**Information shown**
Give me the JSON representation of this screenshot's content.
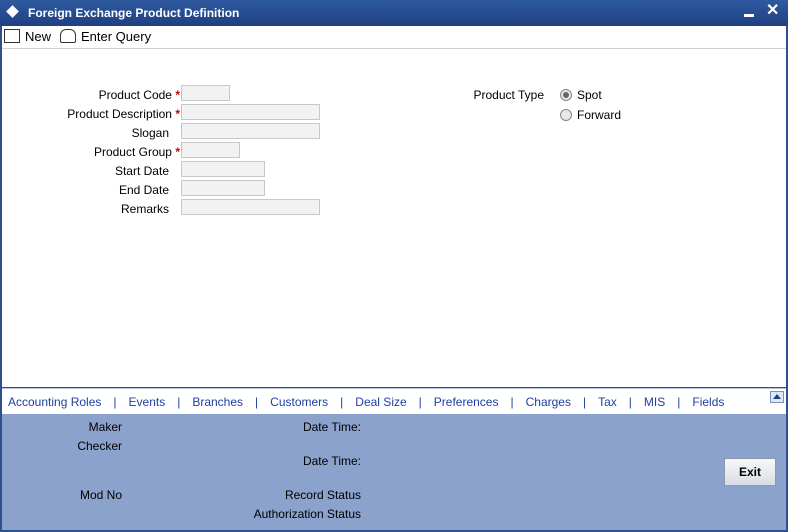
{
  "window": {
    "title": "Foreign Exchange Product Definition",
    "minimize": "▬",
    "close": "✕"
  },
  "toolbar": {
    "new_label": "New",
    "enter_query_label": "Enter Query"
  },
  "form": {
    "product_code_label": "Product Code",
    "product_description_label": "Product Description",
    "slogan_label": "Slogan",
    "product_group_label": "Product Group",
    "start_date_label": "Start Date",
    "end_date_label": "End Date",
    "remarks_label": "Remarks",
    "required_mark": "*",
    "product_type_label": "Product Type",
    "product_type_options": [
      "Spot",
      "Forward"
    ]
  },
  "tabs": [
    "Accounting Roles",
    "Events",
    "Branches",
    "Customers",
    "Deal Size",
    "Preferences",
    "Charges",
    "Tax",
    "MIS",
    "Fields"
  ],
  "tab_separator": "|",
  "footer": {
    "maker_label": "Maker",
    "checker_label": "Checker",
    "date_time_label": "Date Time:",
    "mod_no_label": "Mod No",
    "record_status_label": "Record Status",
    "authorization_status_label": "Authorization Status",
    "exit_label": "Exit"
  }
}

**Set problem**
Pictures stay out of the copy; please restate every record above exactly.

**Complete output**
Give me the JSON representation of this screenshot's content.
{
  "window": {
    "title": "Foreign Exchange Product Definition",
    "minimize": "▬",
    "close": "✕"
  },
  "toolbar": {
    "new_label": "New",
    "enter_query_label": "Enter Query"
  },
  "form": {
    "product_code_label": "Product Code",
    "product_description_label": "Product Description",
    "slogan_label": "Slogan",
    "product_group_label": "Product Group",
    "start_date_label": "Start Date",
    "end_date_label": "End Date",
    "remarks_label": "Remarks",
    "required_mark": "*",
    "product_type_label": "Product Type",
    "product_type_options": [
      "Spot",
      "Forward"
    ]
  },
  "tabs": [
    "Accounting Roles",
    "Events",
    "Branches",
    "Customers",
    "Deal Size",
    "Preferences",
    "Charges",
    "Tax",
    "MIS",
    "Fields"
  ],
  "tab_separator": "|",
  "footer": {
    "maker_label": "Maker",
    "checker_label": "Checker",
    "date_time_label": "Date Time:",
    "mod_no_label": "Mod No",
    "record_status_label": "Record Status",
    "authorization_status_label": "Authorization Status",
    "exit_label": "Exit"
  }
}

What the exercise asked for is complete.